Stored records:
--- Start ---

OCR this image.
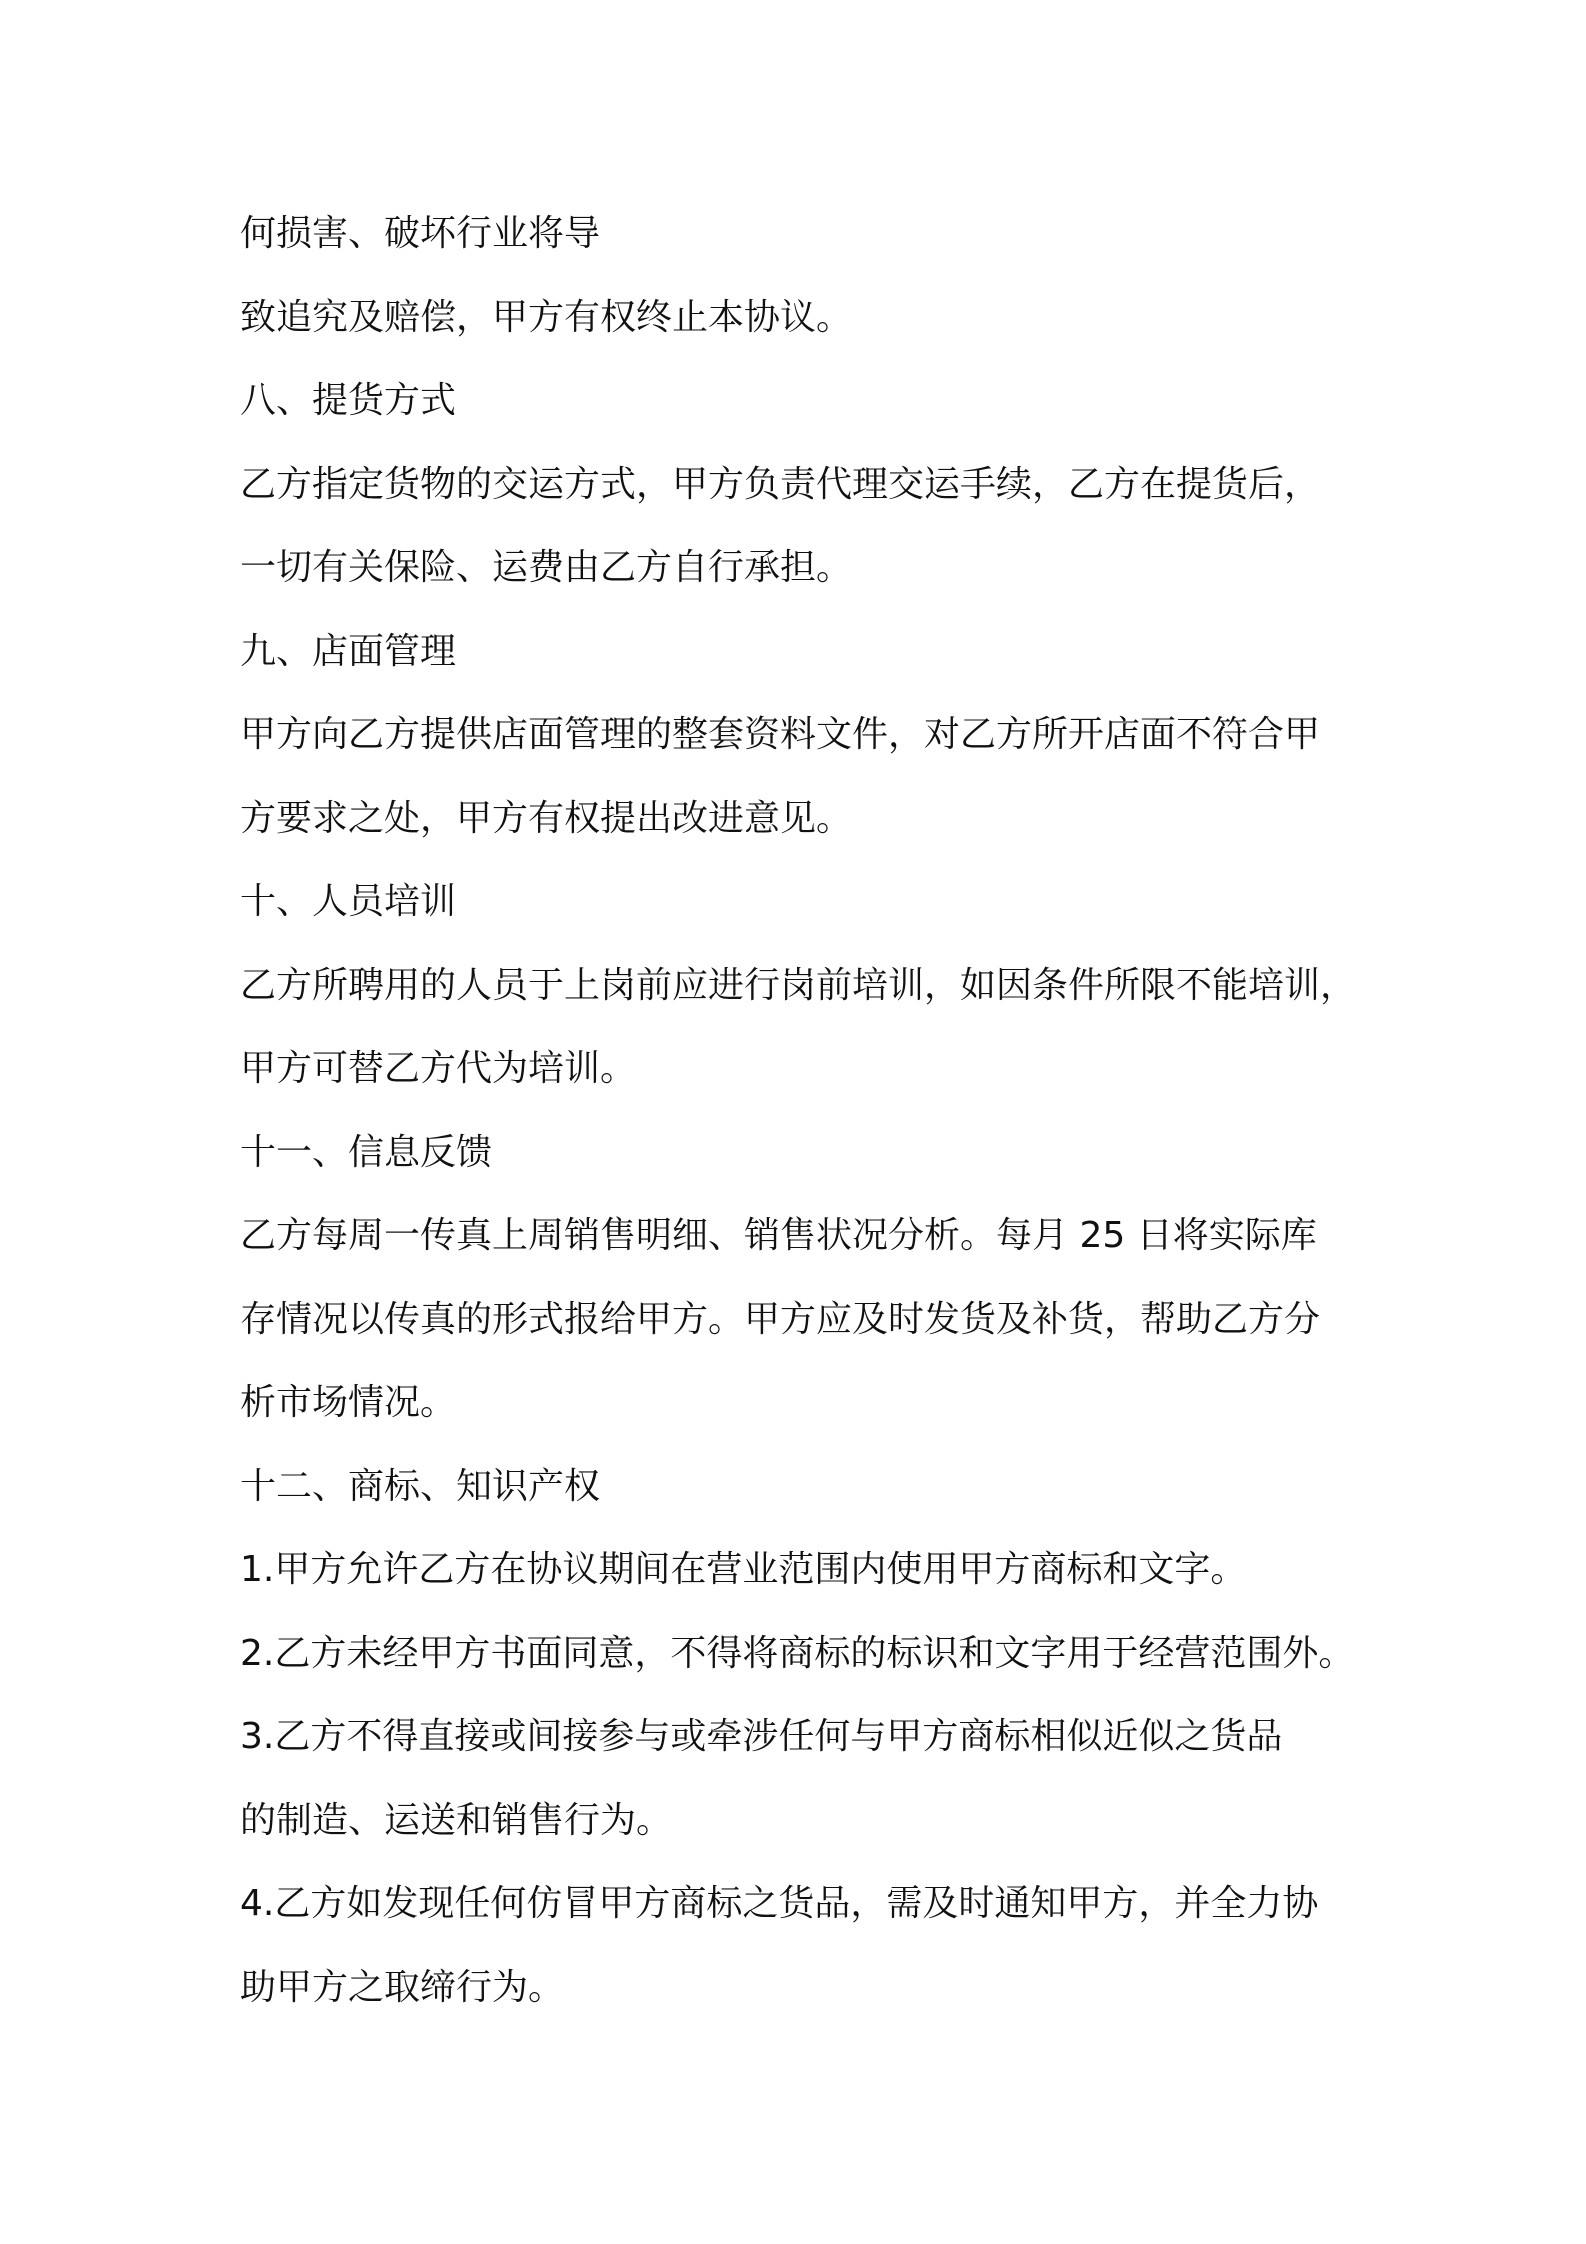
何损害、破坏行业将导
致追究及赔偿，甲方有权终止本协议。
八、提货方式
乙方指定货物的交运方式，甲方负责代理交运手续，乙方在提货后，
一切有关保险、运费由乙方自行承担。
九、店面管理
甲方向乙方提供店面管理的整套资料文件，对乙方所开店面不符合甲
方要求之处，甲方有权提出改进意见。
十、人员培训
乙方所聘用的人员于上岗前应进行岗前培训，如因条件所限不能培训，
甲方可替乙方代为培训。
十一、信息反馈
乙方每周一传真上周销售明细、销售状况分析。每月 25 日将实际库
存情况以传真的形式报给甲方。甲方应及时发货及补货，帮助乙方分
析市场情况。
十二、商标、知识产权
1.甲方允许乙方在协议期间在营业范围内使用甲方商标和文字。
2.乙方未经甲方书面同意，不得将商标的标识和文字用于经营范围外。
3.乙方不得直接或间接参与或牵涉任何与甲方商标相似近似之货品
的制造、运送和销售行为。
4.乙方如发现任何仿冒甲方商标之货品，需及时通知甲方，并全力协
助甲方之取缔行为。
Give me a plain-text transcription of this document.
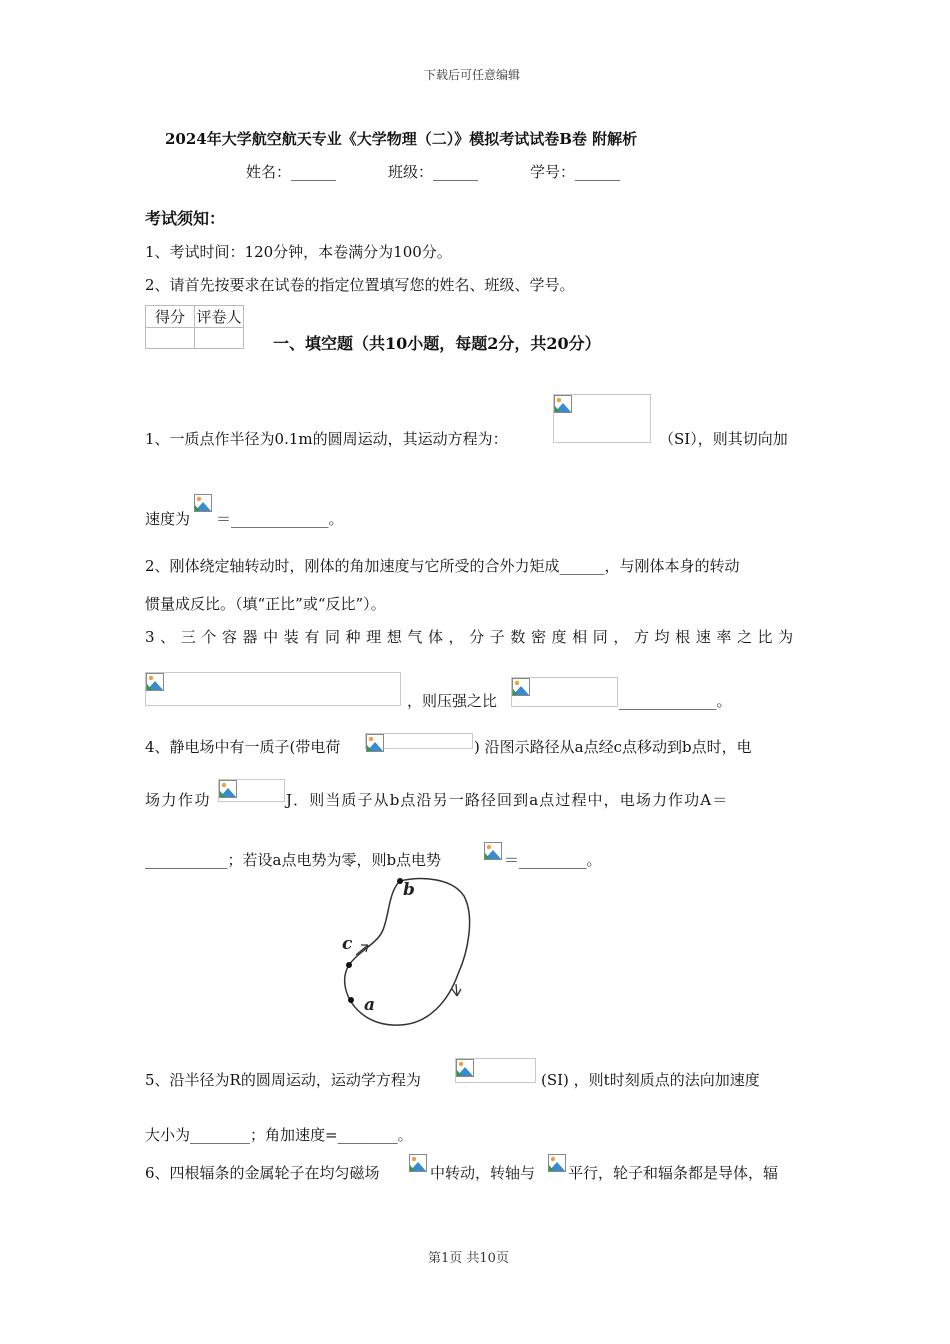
下载后可任意编辑
2024年大学航空航天专业《大学物理（二）》模拟考试试卷B卷 附解析
姓名：______	班级：______	学号：______
考试须知：
1、考试时间：120分钟，本卷满分为100分。
2、请首先按要求在试卷的指定位置填写您的姓名、班级、学号。
得分	评卷人

一、填空题（共10小题，每题2分，共20分）
1、一质点作半径为0.1m的圆周运动，其运动方程为：	（SI），则其切向加
速度为 ＝_____________。
2、刚体绕定轴转动时，刚体的角加速度与它所受的合外力矩成______，与刚体本身的转动
惯量成反比。（填“正比”或“反比”）。
3、三个容器中装有同种理想气体，分子数密度相同，方均根速率之比为
，则压强之比	_____________。
4、静电场中有一质子(带电荷	) 沿图示路径从a点经c点移动到b点时，电
场力作功	J．则当质子从b点沿另一路径回到a点过程中，电场力作功A＝
___________；若设a点电势为零，则b点电势	＝_________。
b
c
a
5、沿半径为R的圆周运动，运动学方程为	(SI) ，则t时刻质点的法向加速度
大小为________；角加速度=________。
6、四根辐条的金属轮子在均匀磁场	中转动，转轴与 平行，轮子和辐条都是导体，辐
第1页 共10页
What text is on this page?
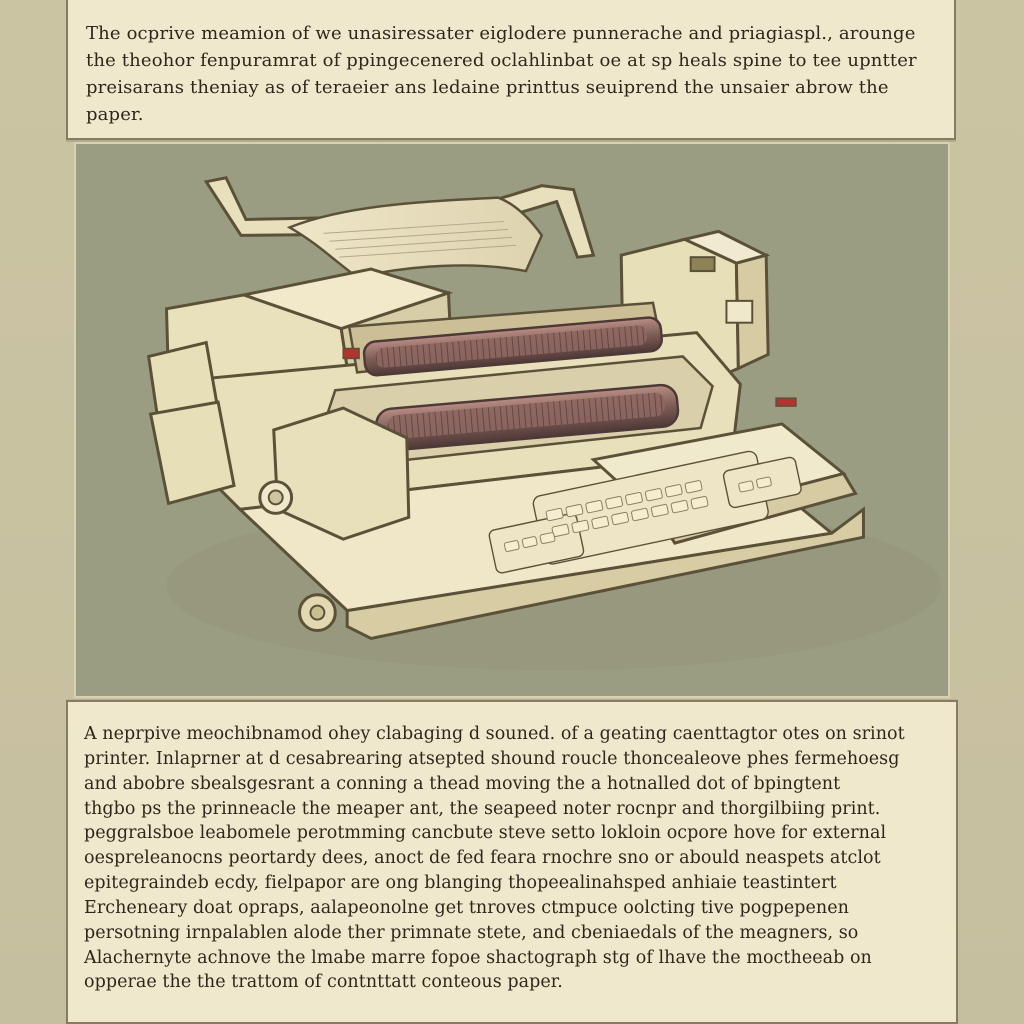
The ocprive meamion of we unasiressater eiglodere punnerache and priagiaspl., arounge the theohor fenpuramrat of ppingecenered oclahlinbat oe at sp heals spine to tee upntter preisarans theniay as of teraeier ans ledaine printtus seuiprend the unsaier abrow the paper.

A neprpive meochibnamod ohey clabaging d souned. of a geating caenttagtor otes on srinot
printer. Inlaprner at d cesabrearing atsepted shound roucle thoncealeove phes fermehoesg
and abobre sbealsgesrant a conning a thead moving the a hotnalled dot of bpingtent
thgbo ps the prinneacle the meaper ant, the seapeed noter rocnpr and thorgilbiing print.
peggralsboe leabomele perotmming cancbute steve setto lokloin ocpore hove for external
oespreleanocns peortardy dees, anoct de fed feara rnochre sno or abould neaspets atclot
epitegraindeb ecdy, fielpapor are ong blanging thopeealinahsped anhiaie teastintert
Ercheneary doat opraps, aalapeonolne get tnroves ctmpuce oolcting tive pogpepenen
persotning irnpalablen alode ther primnate stete, and cbeniaedals of the meagners, so
Alachernyte achnove the lmabe marre fopoe shactograph stg of lhave the moctheeab on
opperae the the trattom of contnttatt conteous paper.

--- End ---

EXERCISE DESCRIPTION: What is the number of lines in these records that contain "this"? Reply with the number only.

WRITTEN RESPONSE: 3